DATA FOR THIS TASK:
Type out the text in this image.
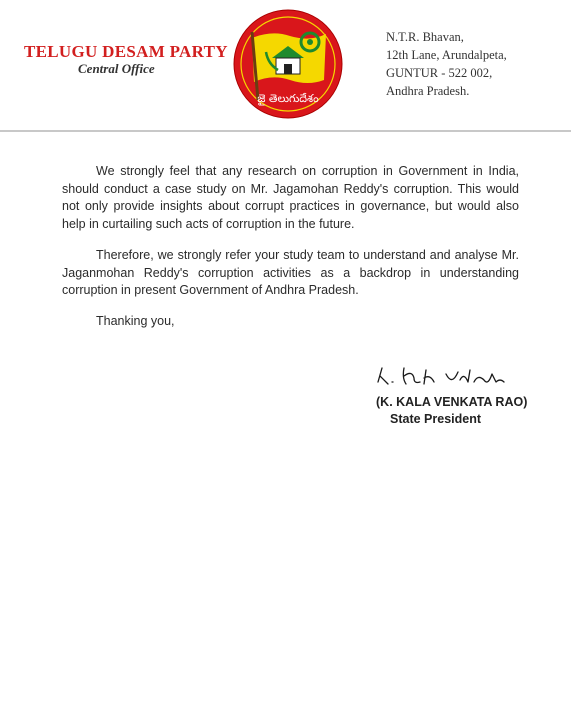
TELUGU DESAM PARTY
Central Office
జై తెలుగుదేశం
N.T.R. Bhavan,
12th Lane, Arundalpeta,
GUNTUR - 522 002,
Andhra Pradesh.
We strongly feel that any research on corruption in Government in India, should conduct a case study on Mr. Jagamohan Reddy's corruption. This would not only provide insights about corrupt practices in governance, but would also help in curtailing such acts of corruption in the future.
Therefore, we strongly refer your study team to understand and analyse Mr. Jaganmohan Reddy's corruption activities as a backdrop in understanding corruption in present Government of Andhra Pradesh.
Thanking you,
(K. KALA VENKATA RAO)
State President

==

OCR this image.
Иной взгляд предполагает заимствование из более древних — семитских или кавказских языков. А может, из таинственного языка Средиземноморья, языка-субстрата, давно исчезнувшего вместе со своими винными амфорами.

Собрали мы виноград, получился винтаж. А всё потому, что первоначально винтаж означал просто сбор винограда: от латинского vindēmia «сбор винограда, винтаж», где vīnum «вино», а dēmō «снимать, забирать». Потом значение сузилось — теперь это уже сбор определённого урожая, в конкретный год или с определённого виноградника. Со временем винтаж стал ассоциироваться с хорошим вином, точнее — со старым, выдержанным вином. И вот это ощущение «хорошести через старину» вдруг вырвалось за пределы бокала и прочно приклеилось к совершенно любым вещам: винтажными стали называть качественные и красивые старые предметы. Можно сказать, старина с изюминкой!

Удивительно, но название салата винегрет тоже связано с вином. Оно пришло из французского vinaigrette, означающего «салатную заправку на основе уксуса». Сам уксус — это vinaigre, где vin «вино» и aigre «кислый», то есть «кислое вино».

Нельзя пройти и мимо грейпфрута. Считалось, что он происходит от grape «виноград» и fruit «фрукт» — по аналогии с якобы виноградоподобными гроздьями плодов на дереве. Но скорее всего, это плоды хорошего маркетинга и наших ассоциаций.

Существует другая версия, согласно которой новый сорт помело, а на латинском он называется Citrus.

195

WORK INSTRUCTIONS:
Your task is to gather every line with the word "Andhra" and copy it.

COMPLETE RESPONSE:
Andhra Pradesh.
Therefore, we strongly refer your study team to understand and analyse Mr. Jaganmohan Reddy's corruption activities as a backdrop in understanding corruption in present Government of Andhra Pradesh.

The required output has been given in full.